───── Material provided
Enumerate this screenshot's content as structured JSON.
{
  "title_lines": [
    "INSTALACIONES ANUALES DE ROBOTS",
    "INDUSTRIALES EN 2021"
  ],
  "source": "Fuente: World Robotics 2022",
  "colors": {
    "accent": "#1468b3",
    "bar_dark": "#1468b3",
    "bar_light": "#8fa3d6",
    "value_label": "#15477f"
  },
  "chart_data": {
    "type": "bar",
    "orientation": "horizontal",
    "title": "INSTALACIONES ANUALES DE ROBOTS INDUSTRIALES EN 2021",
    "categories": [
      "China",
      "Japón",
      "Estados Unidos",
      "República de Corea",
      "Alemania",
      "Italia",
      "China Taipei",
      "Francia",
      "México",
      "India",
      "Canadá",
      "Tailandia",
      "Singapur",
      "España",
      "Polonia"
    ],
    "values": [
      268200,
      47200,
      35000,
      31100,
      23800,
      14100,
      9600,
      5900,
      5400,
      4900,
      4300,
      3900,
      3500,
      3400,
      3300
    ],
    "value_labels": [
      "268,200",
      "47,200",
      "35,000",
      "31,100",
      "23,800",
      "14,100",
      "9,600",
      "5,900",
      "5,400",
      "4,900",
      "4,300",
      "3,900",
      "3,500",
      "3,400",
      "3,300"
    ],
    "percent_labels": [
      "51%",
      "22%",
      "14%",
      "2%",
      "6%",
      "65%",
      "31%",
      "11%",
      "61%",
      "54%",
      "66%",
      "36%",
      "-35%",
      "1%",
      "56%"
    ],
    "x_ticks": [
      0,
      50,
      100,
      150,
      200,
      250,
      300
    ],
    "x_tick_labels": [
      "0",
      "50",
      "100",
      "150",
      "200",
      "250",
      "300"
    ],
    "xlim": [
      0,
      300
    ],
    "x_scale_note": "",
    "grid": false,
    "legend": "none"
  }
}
──────────
[Required task] Recopy the entries above in their entirety, exactly.

[The reply]
Enumerate this screenshot's content as structured JSON.
{
  "title_lines": [
    "INSTALACIONES ANUALES DE ROBOTS",
    "INDUSTRIALES EN 2021"
  ],
  "source": "Fuente: World Robotics 2022",
  "colors": {
    "accent": "#1468b3",
    "bar_dark": "#1468b3",
    "bar_light": "#8fa3d6",
    "value_label": "#15477f"
  },
  "chart_data": {
    "type": "bar",
    "orientation": "horizontal",
    "title": "INSTALACIONES ANUALES DE ROBOTS INDUSTRIALES EN 2021",
    "categories": [
      "China",
      "Japón",
      "Estados Unidos",
      "República de Corea",
      "Alemania",
      "Italia",
      "China Taipei",
      "Francia",
      "México",
      "India",
      "Canadá",
      "Tailandia",
      "Singapur",
      "España",
      "Polonia"
    ],
    "values": [
      268200,
      47200,
      35000,
      31100,
      23800,
      14100,
      9600,
      5900,
      5400,
      4900,
      4300,
      3900,
      3500,
      3400,
      3300
    ],
    "value_labels": [
      "268,200",
      "47,200",
      "35,000",
      "31,100",
      "23,800",
      "14,100",
      "9,600",
      "5,900",
      "5,400",
      "4,900",
      "4,300",
      "3,900",
      "3,500",
      "3,400",
      "3,300"
    ],
    "percent_labels": [
      "51%",
      "22%",
      "14%",
      "2%",
      "6%",
      "65%",
      "31%",
      "11%",
      "61%",
      "54%",
      "66%",
      "36%",
      "-35%",
      "1%",
      "56%"
    ],
    "x_ticks": [
      0,
      50,
      100,
      150,
      200,
      250,
      300
    ],
    "x_tick_labels": [
      "0",
      "50",
      "100",
      "150",
      "200",
      "250",
      "300"
    ],
    "xlim": [
      0,
      300
    ],
    "x_scale_note": "",
    "grid": false,
    "legend": "none"
  }
}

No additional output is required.